Provided data =

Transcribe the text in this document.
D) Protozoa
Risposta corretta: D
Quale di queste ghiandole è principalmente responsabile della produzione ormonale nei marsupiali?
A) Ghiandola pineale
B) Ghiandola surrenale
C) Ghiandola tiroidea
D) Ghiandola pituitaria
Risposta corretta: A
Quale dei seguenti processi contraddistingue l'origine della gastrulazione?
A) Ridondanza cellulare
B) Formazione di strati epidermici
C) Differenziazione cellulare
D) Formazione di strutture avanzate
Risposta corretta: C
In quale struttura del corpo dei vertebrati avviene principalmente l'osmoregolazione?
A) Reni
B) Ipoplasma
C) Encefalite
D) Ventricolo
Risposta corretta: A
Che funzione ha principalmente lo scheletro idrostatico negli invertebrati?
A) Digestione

---

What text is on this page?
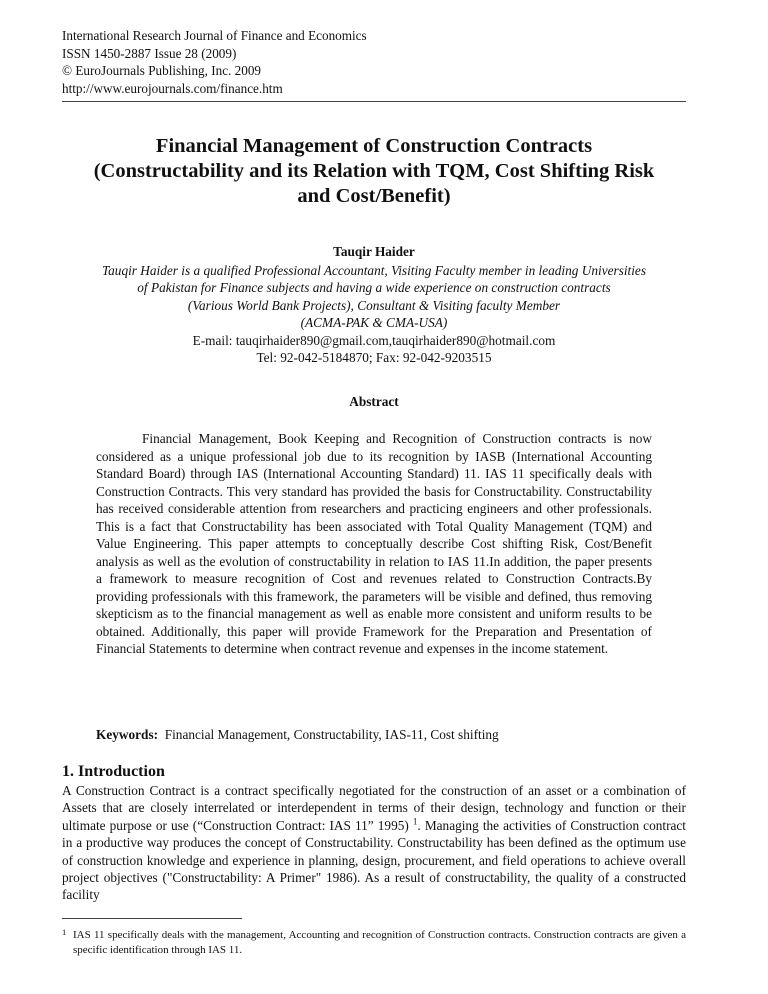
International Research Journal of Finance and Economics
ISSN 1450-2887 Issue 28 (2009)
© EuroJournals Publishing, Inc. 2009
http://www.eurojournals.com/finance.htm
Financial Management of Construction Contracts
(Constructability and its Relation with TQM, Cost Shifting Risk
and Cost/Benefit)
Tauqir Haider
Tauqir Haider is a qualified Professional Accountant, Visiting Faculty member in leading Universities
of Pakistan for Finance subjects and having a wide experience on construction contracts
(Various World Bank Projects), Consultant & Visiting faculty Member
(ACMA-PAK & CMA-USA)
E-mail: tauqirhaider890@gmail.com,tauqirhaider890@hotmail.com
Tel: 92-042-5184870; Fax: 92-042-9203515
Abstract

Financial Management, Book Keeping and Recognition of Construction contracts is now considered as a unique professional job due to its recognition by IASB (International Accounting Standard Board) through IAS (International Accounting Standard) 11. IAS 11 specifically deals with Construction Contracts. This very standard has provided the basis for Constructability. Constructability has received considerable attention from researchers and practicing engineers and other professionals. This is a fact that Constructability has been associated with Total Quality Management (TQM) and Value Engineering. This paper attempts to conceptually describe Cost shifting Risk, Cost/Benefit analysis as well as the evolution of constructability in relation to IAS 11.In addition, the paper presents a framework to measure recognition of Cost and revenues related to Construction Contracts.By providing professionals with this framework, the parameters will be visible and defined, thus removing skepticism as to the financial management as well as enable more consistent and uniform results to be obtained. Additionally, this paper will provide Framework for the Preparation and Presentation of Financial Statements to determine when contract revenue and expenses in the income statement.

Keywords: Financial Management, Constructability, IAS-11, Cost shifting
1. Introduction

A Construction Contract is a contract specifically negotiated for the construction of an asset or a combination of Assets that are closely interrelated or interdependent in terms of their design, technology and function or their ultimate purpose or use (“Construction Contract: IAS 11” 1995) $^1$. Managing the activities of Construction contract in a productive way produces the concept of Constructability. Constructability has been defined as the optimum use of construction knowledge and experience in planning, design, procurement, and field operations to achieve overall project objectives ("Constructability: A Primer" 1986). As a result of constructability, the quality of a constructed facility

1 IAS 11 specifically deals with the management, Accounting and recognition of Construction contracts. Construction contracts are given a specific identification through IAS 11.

---

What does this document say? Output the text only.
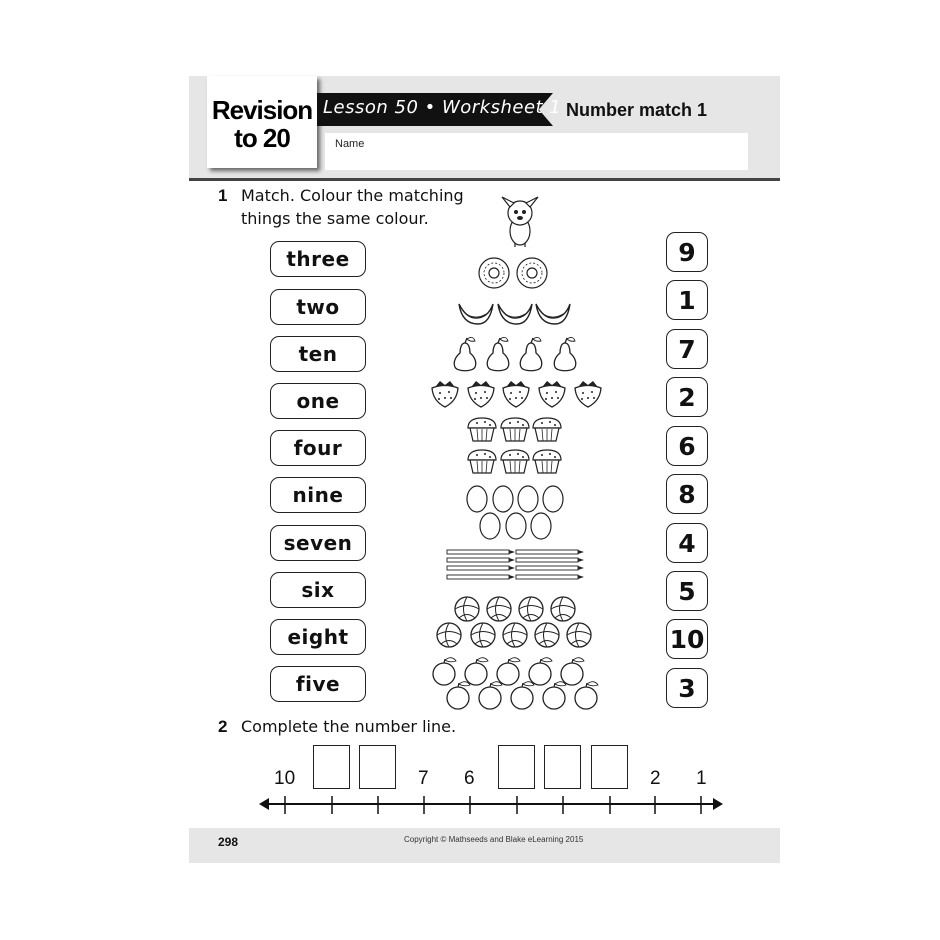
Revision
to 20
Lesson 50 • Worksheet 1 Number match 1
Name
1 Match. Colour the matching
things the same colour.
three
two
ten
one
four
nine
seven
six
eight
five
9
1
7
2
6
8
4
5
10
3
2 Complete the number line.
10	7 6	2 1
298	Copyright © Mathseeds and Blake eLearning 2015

What is needed = Check each line above for the string "Visiting", then copy the ones that have it.

Written response =
Tauqir Haider is a qualified Professional Accountant, Visiting Faculty member in leading Universities
(Various World Bank Projects), Consultant & Visiting faculty Member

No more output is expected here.